## begin Exercise data
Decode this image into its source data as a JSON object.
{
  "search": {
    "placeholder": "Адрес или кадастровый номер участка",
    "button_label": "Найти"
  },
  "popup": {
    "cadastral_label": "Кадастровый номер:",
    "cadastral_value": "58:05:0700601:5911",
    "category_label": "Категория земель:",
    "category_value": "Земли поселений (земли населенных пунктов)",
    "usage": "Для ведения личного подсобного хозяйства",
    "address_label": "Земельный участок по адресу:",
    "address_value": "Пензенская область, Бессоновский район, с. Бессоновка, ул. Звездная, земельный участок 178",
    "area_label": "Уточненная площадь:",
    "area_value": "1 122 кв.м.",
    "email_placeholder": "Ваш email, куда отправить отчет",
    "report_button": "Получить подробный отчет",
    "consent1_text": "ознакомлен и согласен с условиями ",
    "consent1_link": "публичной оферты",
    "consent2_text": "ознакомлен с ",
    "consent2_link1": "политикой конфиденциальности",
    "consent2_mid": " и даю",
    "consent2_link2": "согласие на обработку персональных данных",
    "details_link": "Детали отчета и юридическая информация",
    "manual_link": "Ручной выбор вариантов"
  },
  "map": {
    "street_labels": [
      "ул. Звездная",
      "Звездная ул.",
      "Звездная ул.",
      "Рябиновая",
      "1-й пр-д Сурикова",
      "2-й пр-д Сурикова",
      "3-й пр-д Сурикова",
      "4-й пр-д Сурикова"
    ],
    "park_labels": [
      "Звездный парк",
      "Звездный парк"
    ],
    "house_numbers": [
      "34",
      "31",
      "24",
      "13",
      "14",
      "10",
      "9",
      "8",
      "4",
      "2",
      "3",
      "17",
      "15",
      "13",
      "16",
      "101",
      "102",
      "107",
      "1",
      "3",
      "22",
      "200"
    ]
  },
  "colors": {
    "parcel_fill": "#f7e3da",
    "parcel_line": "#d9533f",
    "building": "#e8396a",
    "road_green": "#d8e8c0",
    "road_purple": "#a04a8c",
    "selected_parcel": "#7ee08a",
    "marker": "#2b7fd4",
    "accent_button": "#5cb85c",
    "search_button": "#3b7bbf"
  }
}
## end Exercise data
Copy out the whole listing exactly.

Response to the task ::
Decode this image into its source data as a JSON object.
{
  "search": {
    "placeholder": "Адрес или кадастровый номер участка",
    "button_label": "Найти"
  },
  "popup": {
    "cadastral_label": "Кадастровый номер:",
    "cadastral_value": "58:05:0700601:5911",
    "category_label": "Категория земель:",
    "category_value": "Земли поселений (земли населенных пунктов)",
    "usage": "Для ведения личного подсобного хозяйства",
    "address_label": "Земельный участок по адресу:",
    "address_value": "Пензенская область, Бессоновский район, с. Бессоновка, ул. Звездная, земельный участок 178",
    "area_label": "Уточненная площадь:",
    "area_value": "1 122 кв.м.",
    "email_placeholder": "Ваш email, куда отправить отчет",
    "report_button": "Получить подробный отчет",
    "consent1_text": "ознакомлен и согласен с условиями ",
    "consent1_link": "публичной оферты",
    "consent2_text": "ознакомлен с ",
    "consent2_link1": "политикой конфиденциальности",
    "consent2_mid": " и даю",
    "consent2_link2": "согласие на обработку персональных данных",
    "details_link": "Детали отчета и юридическая информация",
    "manual_link": "Ручной выбор вариантов"
  },
  "map": {
    "street_labels": [
      "ул. Звездная",
      "Звездная ул.",
      "Звездная ул.",
      "Рябиновая",
      "1-й пр-д Сурикова",
      "2-й пр-д Сурикова",
      "3-й пр-д Сурикова",
      "4-й пр-д Сурикова"
    ],
    "park_labels": [
      "Звездный парк",
      "Звездный парк"
    ],
    "house_numbers": [
      "34",
      "31",
      "24",
      "13",
      "14",
      "10",
      "9",
      "8",
      "4",
      "2",
      "3",
      "17",
      "15",
      "13",
      "16",
      "101",
      "102",
      "107",
      "1",
      "3",
      "22",
      "200"
    ]
  },
  "colors": {
    "parcel_fill": "#f7e3da",
    "parcel_line": "#d9533f",
    "building": "#e8396a",
    "road_green": "#d8e8c0",
    "road_purple": "#a04a8c",
    "selected_parcel": "#7ee08a",
    "marker": "#2b7fd4",
    "accent_button": "#5cb85c",
    "search_button": "#3b7bbf"
  }
}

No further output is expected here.